__Aim__. For each line below that contains the string "Jose", copy that line.
Begin
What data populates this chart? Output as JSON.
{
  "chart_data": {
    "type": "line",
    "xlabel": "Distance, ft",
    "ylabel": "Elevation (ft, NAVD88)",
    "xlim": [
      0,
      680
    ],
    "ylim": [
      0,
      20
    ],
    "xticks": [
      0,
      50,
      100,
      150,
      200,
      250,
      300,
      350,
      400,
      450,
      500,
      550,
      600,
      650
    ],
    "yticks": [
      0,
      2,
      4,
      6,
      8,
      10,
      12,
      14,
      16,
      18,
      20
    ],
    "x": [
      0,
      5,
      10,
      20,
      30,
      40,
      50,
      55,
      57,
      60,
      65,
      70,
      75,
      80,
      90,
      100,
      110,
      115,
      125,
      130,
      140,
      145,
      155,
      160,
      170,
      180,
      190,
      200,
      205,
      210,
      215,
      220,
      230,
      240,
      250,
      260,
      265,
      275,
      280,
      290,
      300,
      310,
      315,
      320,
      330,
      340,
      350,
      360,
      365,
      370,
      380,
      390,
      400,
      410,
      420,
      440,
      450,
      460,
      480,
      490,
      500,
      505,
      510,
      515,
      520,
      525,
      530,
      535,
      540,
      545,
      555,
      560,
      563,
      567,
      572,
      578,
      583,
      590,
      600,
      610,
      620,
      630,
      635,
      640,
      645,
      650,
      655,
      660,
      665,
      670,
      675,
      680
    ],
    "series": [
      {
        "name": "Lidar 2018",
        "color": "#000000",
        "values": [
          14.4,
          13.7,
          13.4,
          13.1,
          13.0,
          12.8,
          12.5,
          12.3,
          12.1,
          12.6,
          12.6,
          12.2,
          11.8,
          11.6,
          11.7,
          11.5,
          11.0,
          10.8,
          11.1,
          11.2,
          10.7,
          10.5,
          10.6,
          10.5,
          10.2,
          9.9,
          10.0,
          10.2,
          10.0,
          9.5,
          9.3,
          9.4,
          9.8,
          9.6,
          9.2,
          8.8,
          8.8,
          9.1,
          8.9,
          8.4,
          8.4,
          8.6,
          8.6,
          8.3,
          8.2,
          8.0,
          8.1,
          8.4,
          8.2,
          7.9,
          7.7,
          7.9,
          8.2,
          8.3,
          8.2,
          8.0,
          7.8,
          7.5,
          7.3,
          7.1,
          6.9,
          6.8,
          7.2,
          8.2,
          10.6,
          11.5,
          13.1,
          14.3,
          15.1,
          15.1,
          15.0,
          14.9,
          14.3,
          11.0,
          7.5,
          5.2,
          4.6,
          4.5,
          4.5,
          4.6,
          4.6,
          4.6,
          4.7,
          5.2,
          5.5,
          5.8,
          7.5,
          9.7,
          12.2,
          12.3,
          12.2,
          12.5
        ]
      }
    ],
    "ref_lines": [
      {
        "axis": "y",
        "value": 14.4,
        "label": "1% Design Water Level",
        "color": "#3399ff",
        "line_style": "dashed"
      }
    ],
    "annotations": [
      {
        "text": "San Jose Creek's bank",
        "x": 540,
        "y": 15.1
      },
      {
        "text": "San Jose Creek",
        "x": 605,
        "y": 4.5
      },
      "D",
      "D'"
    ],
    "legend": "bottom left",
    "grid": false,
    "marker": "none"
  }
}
End
__Correct response__.
        "text": "San Jose Creek's bank",
        "text": "San Jose Creek",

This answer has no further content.